* BEGIN Working data *
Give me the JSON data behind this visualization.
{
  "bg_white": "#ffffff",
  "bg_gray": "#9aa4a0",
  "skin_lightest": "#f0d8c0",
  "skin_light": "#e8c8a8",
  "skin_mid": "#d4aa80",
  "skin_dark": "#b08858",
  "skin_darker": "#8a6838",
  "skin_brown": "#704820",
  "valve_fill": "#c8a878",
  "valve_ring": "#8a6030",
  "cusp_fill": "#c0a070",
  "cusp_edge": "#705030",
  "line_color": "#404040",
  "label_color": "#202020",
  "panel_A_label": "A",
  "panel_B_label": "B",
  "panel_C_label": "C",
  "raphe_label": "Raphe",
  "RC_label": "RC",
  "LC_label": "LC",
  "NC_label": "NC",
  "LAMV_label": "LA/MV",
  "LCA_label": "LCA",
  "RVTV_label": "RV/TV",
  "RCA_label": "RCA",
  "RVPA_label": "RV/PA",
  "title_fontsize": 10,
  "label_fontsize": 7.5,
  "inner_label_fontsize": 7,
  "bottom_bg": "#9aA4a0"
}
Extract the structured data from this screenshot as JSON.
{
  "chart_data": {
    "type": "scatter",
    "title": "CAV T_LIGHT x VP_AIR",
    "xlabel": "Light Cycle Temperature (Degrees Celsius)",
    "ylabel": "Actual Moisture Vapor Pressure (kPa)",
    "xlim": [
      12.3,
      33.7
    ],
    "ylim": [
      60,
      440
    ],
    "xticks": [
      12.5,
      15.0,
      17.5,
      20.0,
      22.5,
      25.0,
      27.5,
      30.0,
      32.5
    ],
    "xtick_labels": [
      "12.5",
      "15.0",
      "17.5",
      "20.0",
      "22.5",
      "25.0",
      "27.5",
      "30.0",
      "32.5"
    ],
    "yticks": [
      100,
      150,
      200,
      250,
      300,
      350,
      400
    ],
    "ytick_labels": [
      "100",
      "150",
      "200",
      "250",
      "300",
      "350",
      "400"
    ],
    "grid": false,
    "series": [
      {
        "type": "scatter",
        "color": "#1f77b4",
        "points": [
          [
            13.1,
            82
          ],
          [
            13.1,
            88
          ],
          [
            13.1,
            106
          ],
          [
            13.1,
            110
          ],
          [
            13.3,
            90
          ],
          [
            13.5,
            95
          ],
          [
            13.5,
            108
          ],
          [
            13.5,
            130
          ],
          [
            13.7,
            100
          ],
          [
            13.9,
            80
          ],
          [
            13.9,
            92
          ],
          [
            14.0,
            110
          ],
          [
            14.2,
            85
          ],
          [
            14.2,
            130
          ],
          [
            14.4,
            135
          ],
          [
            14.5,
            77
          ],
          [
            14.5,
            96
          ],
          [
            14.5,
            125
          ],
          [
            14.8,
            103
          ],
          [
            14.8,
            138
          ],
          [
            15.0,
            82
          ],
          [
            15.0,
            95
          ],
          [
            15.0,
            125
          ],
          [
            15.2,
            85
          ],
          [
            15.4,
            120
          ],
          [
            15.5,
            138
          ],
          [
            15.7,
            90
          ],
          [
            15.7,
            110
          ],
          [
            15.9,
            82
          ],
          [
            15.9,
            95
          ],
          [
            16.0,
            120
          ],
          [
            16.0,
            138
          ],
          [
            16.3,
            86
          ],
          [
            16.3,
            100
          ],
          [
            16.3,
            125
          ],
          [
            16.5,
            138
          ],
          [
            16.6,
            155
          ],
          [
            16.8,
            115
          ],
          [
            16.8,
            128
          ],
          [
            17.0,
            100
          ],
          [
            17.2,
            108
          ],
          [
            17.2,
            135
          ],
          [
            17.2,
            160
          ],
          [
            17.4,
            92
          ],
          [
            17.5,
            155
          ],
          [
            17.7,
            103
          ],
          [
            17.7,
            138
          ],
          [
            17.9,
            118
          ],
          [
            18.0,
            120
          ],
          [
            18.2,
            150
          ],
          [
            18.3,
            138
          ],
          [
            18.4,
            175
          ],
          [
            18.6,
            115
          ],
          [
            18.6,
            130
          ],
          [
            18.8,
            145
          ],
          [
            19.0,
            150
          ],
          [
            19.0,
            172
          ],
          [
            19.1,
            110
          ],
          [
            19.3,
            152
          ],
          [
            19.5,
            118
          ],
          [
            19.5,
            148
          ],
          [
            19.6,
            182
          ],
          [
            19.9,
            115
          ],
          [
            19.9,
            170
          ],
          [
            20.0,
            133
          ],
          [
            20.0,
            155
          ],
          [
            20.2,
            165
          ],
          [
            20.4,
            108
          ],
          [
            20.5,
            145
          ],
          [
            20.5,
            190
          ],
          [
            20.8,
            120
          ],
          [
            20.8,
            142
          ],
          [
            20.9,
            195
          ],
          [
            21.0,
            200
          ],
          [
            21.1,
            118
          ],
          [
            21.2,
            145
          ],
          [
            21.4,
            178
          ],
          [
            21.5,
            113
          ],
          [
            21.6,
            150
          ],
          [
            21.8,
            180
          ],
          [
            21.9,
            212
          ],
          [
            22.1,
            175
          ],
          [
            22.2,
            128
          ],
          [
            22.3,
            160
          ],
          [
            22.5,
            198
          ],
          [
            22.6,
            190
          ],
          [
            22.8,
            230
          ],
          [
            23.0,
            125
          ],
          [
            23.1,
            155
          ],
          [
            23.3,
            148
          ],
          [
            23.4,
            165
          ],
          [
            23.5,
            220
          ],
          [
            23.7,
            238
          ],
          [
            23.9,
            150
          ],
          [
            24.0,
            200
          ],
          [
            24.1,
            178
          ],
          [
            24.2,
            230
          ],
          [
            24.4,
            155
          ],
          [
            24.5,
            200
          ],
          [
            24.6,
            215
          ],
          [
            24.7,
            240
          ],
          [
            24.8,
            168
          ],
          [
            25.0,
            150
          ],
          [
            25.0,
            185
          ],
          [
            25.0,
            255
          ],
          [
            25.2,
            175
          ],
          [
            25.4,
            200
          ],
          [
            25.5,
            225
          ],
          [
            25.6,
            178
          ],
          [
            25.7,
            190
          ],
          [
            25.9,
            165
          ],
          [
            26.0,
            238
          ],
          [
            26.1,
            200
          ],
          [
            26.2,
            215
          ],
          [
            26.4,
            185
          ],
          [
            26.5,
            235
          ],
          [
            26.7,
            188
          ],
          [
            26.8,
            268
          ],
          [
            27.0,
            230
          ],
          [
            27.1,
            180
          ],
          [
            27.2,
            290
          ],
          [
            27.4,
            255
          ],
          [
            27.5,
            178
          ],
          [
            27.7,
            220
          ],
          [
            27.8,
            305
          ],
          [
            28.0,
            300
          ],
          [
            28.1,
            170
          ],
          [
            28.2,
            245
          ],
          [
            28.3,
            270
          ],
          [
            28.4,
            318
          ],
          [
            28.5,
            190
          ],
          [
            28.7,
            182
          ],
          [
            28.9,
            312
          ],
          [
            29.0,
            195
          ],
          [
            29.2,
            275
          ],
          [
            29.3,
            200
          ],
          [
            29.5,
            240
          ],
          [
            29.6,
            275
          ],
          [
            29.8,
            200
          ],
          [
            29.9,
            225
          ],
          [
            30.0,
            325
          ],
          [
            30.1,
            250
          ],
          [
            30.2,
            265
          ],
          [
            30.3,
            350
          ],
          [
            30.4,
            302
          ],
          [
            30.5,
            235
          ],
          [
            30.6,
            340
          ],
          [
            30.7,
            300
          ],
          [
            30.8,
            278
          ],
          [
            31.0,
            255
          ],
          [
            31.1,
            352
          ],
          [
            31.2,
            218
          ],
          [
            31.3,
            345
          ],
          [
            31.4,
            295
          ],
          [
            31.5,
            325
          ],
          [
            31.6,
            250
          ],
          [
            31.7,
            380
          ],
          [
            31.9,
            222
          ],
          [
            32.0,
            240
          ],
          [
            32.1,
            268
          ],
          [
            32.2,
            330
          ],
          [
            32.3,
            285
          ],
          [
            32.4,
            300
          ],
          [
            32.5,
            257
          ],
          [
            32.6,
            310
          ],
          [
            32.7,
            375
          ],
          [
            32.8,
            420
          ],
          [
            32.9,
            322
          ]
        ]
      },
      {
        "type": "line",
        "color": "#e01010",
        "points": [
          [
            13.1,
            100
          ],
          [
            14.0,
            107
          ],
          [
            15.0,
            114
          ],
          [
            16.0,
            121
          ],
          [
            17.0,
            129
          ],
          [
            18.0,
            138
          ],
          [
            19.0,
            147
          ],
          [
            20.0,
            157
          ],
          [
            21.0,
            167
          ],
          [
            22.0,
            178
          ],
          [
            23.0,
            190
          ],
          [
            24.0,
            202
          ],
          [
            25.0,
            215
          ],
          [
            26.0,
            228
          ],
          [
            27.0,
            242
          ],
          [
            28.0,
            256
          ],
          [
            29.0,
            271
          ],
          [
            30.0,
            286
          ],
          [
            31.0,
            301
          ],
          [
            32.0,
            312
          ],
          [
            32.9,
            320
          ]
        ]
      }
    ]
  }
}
* END Working data *
Return every line in the listing that contains the word "JSON".

* _Answer for this exercise_:
Give me the JSON data behind this visualization.
Extract the structured data from this screenshot as JSON.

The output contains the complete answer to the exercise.